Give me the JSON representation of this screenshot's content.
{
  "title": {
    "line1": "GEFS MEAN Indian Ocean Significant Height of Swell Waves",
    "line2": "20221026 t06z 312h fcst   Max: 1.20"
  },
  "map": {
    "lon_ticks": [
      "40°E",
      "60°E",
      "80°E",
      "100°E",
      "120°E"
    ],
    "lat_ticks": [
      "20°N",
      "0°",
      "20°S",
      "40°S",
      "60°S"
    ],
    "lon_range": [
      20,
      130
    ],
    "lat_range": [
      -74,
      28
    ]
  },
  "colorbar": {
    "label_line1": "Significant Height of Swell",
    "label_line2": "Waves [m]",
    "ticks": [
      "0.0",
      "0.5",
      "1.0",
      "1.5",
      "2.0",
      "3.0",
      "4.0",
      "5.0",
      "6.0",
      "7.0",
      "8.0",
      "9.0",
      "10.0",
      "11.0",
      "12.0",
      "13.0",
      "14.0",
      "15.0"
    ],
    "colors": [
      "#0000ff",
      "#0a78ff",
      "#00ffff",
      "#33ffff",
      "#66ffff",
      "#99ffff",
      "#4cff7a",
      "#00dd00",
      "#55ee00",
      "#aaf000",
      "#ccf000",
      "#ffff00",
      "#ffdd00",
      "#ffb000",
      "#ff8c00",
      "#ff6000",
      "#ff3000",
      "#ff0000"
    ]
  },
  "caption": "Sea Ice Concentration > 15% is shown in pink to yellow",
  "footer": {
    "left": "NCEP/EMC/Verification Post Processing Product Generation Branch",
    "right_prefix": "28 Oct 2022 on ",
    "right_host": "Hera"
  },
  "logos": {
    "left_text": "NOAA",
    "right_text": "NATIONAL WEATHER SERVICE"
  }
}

- - -

§ TASK REQUIREMENTS: Write down the full listing again, exactly.

§ ANSWER BELOW:
Give me the JSON representation of this screenshot's content.
{
  "title": {
    "line1": "GEFS MEAN Indian Ocean Significant Height of Swell Waves",
    "line2": "20221026 t06z 312h fcst   Max: 1.20"
  },
  "map": {
    "lon_ticks": [
      "40°E",
      "60°E",
      "80°E",
      "100°E",
      "120°E"
    ],
    "lat_ticks": [
      "20°N",
      "0°",
      "20°S",
      "40°S",
      "60°S"
    ],
    "lon_range": [
      20,
      130
    ],
    "lat_range": [
      -74,
      28
    ]
  },
  "colorbar": {
    "label_line1": "Significant Height of Swell",
    "label_line2": "Waves [m]",
    "ticks": [
      "0.0",
      "0.5",
      "1.0",
      "1.5",
      "2.0",
      "3.0",
      "4.0",
      "5.0",
      "6.0",
      "7.0",
      "8.0",
      "9.0",
      "10.0",
      "11.0",
      "12.0",
      "13.0",
      "14.0",
      "15.0"
    ],
    "colors": [
      "#0000ff",
      "#0a78ff",
      "#00ffff",
      "#33ffff",
      "#66ffff",
      "#99ffff",
      "#4cff7a",
      "#00dd00",
      "#55ee00",
      "#aaf000",
      "#ccf000",
      "#ffff00",
      "#ffdd00",
      "#ffb000",
      "#ff8c00",
      "#ff6000",
      "#ff3000",
      "#ff0000"
    ]
  },
  "caption": "Sea Ice Concentration > 15% is shown in pink to yellow",
  "footer": {
    "left": "NCEP/EMC/Verification Post Processing Product Generation Branch",
    "right_prefix": "28 Oct 2022 on ",
    "right_host": "Hera"
  },
  "logos": {
    "left_text": "NOAA",
    "right_text": "NATIONAL WEATHER SERVICE"
  }
}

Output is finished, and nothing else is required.